-------- INPUT RECORDS

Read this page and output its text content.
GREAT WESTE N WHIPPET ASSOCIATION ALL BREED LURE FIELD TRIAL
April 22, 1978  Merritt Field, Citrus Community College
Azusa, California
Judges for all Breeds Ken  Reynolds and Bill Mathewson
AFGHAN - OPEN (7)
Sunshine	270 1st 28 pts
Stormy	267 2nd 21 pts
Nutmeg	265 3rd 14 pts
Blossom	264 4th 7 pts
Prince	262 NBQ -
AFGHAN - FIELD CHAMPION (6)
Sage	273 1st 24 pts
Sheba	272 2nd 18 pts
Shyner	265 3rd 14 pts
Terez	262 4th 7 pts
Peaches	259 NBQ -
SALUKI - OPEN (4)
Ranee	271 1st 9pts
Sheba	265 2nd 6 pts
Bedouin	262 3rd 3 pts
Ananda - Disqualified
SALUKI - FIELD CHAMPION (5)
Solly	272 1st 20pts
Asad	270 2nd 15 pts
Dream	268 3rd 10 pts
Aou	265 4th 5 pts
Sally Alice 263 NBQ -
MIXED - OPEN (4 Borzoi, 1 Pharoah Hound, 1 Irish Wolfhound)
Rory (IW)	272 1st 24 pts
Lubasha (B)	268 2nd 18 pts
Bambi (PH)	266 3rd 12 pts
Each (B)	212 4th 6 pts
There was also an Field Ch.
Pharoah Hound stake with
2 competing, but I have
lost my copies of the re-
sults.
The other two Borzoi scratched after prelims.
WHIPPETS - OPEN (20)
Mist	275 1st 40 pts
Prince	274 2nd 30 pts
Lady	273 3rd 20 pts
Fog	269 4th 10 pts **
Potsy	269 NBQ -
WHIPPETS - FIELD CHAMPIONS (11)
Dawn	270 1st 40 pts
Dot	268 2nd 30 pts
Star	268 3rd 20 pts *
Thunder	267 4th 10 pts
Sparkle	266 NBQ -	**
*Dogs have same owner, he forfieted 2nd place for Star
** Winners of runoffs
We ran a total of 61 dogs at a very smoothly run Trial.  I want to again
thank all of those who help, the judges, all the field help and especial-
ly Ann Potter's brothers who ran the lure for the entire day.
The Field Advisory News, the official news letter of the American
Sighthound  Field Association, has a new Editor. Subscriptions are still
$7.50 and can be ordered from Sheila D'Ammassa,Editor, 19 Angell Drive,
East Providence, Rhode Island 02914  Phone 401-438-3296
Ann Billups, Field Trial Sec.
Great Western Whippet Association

----------------

_REQUIRED WORK_.
Scan the material for lines with the word "WHIPPETS", and copy each line you find.

_WRITTEN SOLUTION_.
WHIPPETS - OPEN (20)
WHIPPETS - FIELD CHAMPIONS (11)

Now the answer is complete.